- Data extracted from a collection -
* * *

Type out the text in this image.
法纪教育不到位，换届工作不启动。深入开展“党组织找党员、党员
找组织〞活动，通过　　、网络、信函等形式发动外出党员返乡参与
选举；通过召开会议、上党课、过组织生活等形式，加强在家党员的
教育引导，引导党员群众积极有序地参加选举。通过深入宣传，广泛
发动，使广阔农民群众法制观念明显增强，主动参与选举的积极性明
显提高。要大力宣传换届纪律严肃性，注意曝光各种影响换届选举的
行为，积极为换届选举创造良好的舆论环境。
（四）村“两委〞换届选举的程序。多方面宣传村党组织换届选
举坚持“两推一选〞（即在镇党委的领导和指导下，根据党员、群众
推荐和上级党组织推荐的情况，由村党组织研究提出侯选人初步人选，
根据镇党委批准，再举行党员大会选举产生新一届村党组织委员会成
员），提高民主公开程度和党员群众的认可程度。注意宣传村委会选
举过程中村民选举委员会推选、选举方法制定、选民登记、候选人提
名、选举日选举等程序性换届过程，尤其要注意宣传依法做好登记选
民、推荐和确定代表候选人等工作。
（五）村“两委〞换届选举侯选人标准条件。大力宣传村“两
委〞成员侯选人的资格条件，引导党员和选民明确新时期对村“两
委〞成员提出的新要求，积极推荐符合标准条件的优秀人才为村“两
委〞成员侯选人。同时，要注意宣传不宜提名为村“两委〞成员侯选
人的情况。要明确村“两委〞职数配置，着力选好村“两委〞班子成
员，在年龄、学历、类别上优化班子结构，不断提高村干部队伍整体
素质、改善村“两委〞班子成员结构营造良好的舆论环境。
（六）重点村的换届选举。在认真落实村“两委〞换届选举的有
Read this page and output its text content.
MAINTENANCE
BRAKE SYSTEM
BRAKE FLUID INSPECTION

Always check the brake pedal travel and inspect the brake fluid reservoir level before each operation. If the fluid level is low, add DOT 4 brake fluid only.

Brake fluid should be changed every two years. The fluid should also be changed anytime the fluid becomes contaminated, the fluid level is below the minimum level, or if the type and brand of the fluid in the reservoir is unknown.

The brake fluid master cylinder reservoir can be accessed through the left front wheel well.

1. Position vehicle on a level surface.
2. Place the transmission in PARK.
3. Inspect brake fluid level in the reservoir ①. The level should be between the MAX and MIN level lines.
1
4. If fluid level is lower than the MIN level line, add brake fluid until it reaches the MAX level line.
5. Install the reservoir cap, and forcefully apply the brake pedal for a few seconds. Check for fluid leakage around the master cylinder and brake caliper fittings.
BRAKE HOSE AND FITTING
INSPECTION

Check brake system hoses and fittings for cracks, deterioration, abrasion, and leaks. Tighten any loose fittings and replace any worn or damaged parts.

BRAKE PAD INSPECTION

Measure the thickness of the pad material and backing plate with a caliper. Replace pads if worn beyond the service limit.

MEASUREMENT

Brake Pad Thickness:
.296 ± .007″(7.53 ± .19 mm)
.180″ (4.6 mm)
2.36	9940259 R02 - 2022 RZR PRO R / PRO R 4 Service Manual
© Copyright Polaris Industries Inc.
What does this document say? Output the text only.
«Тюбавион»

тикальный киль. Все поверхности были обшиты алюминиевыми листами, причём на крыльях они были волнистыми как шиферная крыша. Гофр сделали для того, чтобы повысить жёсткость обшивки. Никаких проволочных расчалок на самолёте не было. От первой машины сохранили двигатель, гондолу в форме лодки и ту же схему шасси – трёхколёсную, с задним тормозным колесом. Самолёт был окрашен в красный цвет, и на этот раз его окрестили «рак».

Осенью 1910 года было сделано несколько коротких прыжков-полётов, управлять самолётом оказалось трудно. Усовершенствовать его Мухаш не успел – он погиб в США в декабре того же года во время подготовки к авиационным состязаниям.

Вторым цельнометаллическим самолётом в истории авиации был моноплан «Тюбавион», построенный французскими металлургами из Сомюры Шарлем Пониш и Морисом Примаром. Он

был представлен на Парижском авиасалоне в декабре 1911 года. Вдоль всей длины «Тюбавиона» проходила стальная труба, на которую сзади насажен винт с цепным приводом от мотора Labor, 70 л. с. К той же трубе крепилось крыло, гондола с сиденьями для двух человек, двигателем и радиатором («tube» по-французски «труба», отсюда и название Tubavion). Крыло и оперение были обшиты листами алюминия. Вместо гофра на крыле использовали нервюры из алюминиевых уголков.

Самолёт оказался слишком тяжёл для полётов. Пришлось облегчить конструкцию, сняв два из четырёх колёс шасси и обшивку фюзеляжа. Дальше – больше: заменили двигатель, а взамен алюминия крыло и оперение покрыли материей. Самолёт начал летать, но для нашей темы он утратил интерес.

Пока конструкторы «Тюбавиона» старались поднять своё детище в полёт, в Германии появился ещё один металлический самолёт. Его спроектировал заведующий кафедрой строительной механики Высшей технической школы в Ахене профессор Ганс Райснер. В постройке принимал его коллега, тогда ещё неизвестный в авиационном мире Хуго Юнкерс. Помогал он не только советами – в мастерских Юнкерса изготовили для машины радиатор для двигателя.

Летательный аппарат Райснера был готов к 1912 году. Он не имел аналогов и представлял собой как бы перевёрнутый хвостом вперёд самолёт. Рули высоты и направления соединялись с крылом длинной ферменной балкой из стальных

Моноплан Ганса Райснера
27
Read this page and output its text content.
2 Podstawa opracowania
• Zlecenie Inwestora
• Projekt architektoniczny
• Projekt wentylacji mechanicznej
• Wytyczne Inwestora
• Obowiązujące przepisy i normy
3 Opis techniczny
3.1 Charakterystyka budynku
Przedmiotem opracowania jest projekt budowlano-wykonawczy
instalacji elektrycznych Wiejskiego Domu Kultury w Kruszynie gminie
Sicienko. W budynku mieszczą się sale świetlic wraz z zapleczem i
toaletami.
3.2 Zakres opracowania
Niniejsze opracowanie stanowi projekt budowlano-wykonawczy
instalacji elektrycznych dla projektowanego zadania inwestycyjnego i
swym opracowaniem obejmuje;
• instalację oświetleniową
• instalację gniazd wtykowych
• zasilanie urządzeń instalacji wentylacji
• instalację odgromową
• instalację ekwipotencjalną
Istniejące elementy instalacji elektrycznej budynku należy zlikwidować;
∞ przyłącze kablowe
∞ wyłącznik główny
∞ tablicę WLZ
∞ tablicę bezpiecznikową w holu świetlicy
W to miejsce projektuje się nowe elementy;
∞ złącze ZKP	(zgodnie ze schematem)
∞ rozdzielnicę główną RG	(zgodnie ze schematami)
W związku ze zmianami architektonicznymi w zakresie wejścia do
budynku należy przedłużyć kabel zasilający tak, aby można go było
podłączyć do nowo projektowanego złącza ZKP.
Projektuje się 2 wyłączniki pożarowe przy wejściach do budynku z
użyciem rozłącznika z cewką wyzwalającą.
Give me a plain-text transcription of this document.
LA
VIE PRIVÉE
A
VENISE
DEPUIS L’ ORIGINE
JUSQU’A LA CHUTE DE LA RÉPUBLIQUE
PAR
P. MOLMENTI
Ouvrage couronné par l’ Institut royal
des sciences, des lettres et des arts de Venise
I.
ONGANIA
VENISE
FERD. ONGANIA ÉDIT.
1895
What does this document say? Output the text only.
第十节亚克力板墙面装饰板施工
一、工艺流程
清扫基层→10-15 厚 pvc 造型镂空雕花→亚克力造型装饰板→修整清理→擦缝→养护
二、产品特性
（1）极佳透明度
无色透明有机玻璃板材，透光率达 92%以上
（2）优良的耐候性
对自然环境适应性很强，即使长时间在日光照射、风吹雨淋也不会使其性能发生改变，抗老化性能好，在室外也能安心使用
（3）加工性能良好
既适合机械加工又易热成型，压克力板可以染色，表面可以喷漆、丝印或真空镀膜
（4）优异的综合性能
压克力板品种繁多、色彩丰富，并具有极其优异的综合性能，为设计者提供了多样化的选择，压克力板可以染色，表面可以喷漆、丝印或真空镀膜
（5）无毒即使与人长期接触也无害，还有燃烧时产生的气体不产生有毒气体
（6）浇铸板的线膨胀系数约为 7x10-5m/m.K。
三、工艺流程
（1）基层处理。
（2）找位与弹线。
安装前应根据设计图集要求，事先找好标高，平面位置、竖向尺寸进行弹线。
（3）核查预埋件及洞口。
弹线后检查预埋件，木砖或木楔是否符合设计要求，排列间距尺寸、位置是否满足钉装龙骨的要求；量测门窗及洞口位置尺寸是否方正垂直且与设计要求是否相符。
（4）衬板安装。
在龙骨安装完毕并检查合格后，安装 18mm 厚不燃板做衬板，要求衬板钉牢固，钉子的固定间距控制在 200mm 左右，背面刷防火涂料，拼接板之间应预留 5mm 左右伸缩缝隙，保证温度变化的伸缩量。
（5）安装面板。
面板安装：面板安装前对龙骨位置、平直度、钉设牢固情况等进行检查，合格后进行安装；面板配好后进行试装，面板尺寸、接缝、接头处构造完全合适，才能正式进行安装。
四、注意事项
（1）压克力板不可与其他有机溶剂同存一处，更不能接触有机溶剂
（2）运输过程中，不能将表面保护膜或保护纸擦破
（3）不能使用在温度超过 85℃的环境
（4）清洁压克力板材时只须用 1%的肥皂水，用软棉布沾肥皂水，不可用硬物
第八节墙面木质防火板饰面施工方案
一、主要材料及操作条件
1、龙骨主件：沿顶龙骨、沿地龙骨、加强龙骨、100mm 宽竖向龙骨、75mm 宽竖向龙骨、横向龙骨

* * *

- Job -
Filter out every line that lacks the word "表面可以喷漆", and copy the rest.

- Task result -
既适合机械加工又易热成型，压克力板可以染色，表面可以喷漆、丝印或真空镀膜
压克力板品种繁多、色彩丰富，并具有极其优异的综合性能，为设计者提供了多样化的选择，压克力板可以染色，表面可以喷漆、丝印或真空镀膜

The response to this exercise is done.